▶ [WORKING DATA]
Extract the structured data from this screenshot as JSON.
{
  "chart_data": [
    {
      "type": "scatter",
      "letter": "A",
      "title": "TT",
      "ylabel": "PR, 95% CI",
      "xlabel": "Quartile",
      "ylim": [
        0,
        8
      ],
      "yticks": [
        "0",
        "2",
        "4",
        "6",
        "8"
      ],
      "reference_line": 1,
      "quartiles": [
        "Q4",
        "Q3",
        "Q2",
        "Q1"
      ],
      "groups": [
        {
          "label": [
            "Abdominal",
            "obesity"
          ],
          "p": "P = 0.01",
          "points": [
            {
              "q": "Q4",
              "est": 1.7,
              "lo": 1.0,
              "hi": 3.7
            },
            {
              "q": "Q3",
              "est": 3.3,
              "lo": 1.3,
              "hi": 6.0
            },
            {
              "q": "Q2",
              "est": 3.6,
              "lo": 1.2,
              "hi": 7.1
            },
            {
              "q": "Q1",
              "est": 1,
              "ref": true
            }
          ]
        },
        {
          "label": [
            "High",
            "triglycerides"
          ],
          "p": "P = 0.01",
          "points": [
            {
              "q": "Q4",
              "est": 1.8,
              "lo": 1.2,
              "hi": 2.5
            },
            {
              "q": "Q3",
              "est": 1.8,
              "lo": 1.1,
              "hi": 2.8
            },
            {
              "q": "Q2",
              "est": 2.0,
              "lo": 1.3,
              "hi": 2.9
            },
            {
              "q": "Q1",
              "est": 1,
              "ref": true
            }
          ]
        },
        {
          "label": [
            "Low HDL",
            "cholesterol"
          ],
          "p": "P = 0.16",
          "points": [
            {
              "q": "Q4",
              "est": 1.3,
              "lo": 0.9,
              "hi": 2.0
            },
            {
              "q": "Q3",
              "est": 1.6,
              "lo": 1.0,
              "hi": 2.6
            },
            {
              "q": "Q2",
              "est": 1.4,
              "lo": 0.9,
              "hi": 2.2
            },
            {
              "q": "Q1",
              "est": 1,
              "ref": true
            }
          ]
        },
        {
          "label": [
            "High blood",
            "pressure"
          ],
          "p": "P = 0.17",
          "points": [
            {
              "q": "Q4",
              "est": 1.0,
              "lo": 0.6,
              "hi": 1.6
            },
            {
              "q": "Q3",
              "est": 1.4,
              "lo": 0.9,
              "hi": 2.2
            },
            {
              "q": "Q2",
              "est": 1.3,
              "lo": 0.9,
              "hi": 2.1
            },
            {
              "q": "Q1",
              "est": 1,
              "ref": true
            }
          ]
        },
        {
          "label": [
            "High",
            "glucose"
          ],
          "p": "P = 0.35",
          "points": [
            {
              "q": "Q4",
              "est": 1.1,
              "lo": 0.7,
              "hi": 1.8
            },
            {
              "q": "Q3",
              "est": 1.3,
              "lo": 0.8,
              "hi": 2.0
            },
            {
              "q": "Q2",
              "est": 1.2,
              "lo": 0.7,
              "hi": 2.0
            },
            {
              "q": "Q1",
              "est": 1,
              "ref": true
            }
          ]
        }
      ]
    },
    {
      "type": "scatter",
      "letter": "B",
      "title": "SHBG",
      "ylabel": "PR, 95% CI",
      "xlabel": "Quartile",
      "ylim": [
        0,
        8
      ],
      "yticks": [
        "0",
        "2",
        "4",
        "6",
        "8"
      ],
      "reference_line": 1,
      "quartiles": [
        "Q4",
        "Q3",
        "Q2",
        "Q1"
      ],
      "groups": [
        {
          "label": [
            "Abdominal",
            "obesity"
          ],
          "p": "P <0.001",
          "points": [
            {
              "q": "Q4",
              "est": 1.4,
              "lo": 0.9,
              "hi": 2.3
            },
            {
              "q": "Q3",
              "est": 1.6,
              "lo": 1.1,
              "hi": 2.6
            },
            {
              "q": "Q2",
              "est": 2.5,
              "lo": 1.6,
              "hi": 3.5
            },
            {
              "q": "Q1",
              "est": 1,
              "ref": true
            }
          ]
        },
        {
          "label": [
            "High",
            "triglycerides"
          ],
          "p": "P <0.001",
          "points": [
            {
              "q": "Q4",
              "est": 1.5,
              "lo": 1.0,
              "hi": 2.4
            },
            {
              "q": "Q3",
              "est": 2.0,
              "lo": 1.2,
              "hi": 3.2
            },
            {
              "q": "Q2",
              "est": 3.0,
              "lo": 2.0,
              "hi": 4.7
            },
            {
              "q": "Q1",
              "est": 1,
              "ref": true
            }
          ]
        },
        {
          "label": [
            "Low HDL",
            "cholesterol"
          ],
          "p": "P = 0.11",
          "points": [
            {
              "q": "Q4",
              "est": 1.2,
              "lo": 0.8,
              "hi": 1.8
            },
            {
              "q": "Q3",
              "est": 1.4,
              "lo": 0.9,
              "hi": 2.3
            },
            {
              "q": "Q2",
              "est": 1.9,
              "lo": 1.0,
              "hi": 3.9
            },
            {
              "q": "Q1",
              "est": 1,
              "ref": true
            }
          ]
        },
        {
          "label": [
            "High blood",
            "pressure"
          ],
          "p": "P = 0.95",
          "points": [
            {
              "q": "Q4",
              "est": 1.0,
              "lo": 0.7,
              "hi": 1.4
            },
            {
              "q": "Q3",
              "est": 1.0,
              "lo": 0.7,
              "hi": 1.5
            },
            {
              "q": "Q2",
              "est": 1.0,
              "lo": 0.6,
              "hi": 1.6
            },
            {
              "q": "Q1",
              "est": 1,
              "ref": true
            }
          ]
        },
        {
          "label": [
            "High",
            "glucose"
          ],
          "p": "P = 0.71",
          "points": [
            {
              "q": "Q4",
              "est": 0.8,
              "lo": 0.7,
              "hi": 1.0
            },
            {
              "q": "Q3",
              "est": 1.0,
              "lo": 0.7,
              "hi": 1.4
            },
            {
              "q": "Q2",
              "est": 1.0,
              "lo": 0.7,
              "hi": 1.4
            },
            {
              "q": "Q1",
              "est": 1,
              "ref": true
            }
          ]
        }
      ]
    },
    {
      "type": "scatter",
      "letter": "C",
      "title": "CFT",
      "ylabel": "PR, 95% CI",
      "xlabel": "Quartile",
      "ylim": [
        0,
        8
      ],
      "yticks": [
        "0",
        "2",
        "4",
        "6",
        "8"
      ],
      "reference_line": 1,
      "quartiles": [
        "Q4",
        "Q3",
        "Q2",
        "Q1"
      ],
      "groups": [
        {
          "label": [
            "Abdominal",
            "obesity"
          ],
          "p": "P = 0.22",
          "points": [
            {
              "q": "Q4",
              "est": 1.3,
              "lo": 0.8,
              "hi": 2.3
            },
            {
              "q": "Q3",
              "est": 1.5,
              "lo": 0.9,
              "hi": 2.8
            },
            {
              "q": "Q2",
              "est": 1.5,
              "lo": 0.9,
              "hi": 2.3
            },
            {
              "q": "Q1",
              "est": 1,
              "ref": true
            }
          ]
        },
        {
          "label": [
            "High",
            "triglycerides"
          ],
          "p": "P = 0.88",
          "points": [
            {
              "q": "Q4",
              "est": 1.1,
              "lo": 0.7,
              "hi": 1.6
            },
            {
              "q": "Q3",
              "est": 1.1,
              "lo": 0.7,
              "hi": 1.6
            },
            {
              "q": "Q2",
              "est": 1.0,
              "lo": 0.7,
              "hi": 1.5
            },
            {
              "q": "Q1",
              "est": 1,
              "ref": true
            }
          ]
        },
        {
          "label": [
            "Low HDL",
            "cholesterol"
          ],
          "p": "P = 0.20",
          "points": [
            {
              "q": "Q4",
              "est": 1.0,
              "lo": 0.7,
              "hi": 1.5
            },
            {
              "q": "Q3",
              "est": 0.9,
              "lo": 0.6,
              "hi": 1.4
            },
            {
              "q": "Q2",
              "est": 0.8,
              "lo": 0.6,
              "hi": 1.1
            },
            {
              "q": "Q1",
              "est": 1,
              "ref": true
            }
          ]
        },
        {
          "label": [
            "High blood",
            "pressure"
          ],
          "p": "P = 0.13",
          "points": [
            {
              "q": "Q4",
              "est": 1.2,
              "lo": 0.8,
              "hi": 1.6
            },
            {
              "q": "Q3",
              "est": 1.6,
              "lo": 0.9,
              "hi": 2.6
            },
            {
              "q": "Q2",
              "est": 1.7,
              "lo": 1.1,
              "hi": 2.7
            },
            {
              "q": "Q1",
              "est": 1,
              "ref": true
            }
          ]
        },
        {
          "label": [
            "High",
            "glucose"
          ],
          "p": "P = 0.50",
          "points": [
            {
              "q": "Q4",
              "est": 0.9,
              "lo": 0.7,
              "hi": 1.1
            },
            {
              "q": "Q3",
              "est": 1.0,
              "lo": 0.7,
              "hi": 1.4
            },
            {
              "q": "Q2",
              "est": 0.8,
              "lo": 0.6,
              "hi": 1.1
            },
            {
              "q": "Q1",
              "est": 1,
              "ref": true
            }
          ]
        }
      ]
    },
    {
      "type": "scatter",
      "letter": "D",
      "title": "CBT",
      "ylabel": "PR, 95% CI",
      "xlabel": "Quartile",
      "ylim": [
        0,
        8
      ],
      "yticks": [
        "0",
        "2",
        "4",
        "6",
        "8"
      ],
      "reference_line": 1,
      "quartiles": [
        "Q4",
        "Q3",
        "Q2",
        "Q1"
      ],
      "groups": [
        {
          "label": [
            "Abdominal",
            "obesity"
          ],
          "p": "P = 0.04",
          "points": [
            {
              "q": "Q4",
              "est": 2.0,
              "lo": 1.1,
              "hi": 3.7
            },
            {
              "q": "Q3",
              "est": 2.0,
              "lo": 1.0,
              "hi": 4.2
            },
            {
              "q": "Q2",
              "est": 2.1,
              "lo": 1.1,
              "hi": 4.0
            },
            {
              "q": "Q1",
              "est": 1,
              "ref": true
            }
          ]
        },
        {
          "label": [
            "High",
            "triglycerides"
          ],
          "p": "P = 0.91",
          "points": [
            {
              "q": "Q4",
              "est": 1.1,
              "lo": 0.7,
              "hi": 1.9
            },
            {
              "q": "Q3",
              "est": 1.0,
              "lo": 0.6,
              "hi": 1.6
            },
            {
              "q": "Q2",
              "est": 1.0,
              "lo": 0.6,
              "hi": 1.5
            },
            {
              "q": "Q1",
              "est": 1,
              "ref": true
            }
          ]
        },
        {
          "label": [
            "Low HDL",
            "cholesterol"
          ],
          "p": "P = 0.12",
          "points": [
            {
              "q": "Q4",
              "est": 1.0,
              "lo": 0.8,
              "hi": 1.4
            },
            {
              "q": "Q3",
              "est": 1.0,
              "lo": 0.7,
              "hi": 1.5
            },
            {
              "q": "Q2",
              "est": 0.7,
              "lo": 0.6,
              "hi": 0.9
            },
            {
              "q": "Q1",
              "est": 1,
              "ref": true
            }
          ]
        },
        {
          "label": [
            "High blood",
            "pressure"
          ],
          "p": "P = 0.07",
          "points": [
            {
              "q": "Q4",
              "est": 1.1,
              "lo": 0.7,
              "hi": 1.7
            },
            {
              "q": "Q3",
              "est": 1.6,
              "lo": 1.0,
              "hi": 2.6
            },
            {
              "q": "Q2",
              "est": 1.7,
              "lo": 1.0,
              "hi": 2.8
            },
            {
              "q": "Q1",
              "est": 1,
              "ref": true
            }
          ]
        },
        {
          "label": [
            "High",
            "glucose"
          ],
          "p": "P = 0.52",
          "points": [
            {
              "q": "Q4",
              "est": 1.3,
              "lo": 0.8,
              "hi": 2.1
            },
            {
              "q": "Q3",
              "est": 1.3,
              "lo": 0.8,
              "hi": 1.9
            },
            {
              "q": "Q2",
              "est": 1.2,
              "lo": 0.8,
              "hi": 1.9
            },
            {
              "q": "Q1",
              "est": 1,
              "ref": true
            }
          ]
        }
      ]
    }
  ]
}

▶ [AIM OF THE EXERCISE] The answer must consist solely of the number of lines in the entries that contain the word "title".

▶ [OUTPUT OF THE EXERCISE] 4